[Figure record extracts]
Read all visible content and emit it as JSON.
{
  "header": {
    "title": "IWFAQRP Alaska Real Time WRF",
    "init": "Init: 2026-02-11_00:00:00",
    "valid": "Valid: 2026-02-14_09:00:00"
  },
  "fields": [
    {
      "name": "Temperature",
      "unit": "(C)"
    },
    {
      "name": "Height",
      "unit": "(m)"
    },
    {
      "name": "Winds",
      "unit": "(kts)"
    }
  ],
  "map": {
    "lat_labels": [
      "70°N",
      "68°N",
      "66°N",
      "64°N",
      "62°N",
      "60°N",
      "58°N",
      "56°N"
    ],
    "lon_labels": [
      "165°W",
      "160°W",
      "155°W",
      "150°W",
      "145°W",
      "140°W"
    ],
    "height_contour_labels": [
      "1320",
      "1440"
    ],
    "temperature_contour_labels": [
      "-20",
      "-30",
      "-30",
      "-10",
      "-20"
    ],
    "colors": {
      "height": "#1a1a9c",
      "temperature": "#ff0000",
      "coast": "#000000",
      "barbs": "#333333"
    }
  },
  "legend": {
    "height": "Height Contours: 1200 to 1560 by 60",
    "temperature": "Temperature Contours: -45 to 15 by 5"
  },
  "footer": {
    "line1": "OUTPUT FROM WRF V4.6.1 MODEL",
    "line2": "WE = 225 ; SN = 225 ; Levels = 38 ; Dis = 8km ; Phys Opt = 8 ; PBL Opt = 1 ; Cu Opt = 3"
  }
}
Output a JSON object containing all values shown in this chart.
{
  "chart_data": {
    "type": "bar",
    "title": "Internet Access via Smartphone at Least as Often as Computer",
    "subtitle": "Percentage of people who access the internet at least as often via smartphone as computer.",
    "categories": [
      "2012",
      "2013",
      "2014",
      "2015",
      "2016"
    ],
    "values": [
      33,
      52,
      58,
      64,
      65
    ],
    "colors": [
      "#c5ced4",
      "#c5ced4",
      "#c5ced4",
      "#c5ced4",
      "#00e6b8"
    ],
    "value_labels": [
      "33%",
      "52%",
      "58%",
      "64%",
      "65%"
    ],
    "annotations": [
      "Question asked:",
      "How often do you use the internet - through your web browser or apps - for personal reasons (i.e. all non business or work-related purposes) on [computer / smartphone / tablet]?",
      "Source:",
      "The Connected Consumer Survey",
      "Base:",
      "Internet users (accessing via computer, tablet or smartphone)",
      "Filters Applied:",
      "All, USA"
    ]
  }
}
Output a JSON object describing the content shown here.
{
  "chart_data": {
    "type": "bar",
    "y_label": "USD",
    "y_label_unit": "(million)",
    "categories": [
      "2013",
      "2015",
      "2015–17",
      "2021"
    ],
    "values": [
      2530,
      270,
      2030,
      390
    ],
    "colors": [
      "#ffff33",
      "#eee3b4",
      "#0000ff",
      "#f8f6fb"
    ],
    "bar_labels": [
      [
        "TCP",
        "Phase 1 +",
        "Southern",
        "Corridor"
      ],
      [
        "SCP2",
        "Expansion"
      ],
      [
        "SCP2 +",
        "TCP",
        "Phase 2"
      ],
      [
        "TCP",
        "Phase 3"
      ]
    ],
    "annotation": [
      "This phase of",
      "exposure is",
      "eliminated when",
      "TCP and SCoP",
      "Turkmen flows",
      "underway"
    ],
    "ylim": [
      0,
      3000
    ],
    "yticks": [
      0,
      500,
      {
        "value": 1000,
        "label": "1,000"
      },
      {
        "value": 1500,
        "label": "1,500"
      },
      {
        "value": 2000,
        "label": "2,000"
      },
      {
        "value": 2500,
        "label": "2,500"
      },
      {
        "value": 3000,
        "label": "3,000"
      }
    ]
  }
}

* Problem requirements
Retype the listing above in full, with no alterations.

* Response to the task
Read all visible content and emit it as JSON.
{
  "header": {
    "title": "IWFAQRP Alaska Real Time WRF",
    "init": "Init: 2026-02-11_00:00:00",
    "valid": "Valid: 2026-02-14_09:00:00"
  },
  "fields": [
    {
      "name": "Temperature",
      "unit": "(C)"
    },
    {
      "name": "Height",
      "unit": "(m)"
    },
    {
      "name": "Winds",
      "unit": "(kts)"
    }
  ],
  "map": {
    "lat_labels": [
      "70°N",
      "68°N",
      "66°N",
      "64°N",
      "62°N",
      "60°N",
      "58°N",
      "56°N"
    ],
    "lon_labels": [
      "165°W",
      "160°W",
      "155°W",
      "150°W",
      "145°W",
      "140°W"
    ],
    "height_contour_labels": [
      "1320",
      "1440"
    ],
    "temperature_contour_labels": [
      "-20",
      "-30",
      "-30",
      "-10",
      "-20"
    ],
    "colors": {
      "height": "#1a1a9c",
      "temperature": "#ff0000",
      "coast": "#000000",
      "barbs": "#333333"
    }
  },
  "legend": {
    "height": "Height Contours: 1200 to 1560 by 60",
    "temperature": "Temperature Contours: -45 to 15 by 5"
  },
  "footer": {
    "line1": "OUTPUT FROM WRF V4.6.1 MODEL",
    "line2": "WE = 225 ; SN = 225 ; Levels = 38 ; Dis = 8km ; Phys Opt = 8 ; PBL Opt = 1 ; Cu Opt = 3"
  }
}
Output a JSON object containing all values shown in this chart.
{
  "chart_data": {
    "type": "bar",
    "title": "Internet Access via Smartphone at Least as Often as Computer",
    "subtitle": "Percentage of people who access the internet at least as often via smartphone as computer.",
    "categories": [
      "2012",
      "2013",
      "2014",
      "2015",
      "2016"
    ],
    "values": [
      33,
      52,
      58,
      64,
      65
    ],
    "colors": [
      "#c5ced4",
      "#c5ced4",
      "#c5ced4",
      "#c5ced4",
      "#00e6b8"
    ],
    "value_labels": [
      "33%",
      "52%",
      "58%",
      "64%",
      "65%"
    ],
    "annotations": [
      "Question asked:",
      "How often do you use the internet - through your web browser or apps - for personal reasons (i.e. all non business or work-related purposes) on [computer / smartphone / tablet]?",
      "Source:",
      "The Connected Consumer Survey",
      "Base:",
      "Internet users (accessing via computer, tablet or smartphone)",
      "Filters Applied:",
      "All, USA"
    ]
  }
}
Output a JSON object describing the content shown here.
{
  "chart_data": {
    "type": "bar",
    "y_label": "USD",
    "y_label_unit": "(million)",
    "categories": [
      "2013",
      "2015",
      "2015–17",
      "2021"
    ],
    "values": [
      2530,
      270,
      2030,
      390
    ],
    "colors": [
      "#ffff33",
      "#eee3b4",
      "#0000ff",
      "#f8f6fb"
    ],
    "bar_labels": [
      [
        "TCP",
        "Phase 1 +",
        "Southern",
        "Corridor"
      ],
      [
        "SCP2",
        "Expansion"
      ],
      [
        "SCP2 +",
        "TCP",
        "Phase 2"
      ],
      [
        "TCP",
        "Phase 3"
      ]
    ],
    "annotation": [
      "This phase of",
      "exposure is",
      "eliminated when",
      "TCP and SCoP",
      "Turkmen flows",
      "underway"
    ],
    "ylim": [
      0,
      3000
    ],
    "yticks": [
      0,
      500,
      {
        "value": 1000,
        "label": "1,000"
      },
      {
        "value": 1500,
        "label": "1,500"
      },
      {
        "value": 2000,
        "label": "2,000"
      },
      {
        "value": 2500,
        "label": "2,500"
      },
      {
        "value": 3000,
        "label": "3,000"
      }
    ]
  }
}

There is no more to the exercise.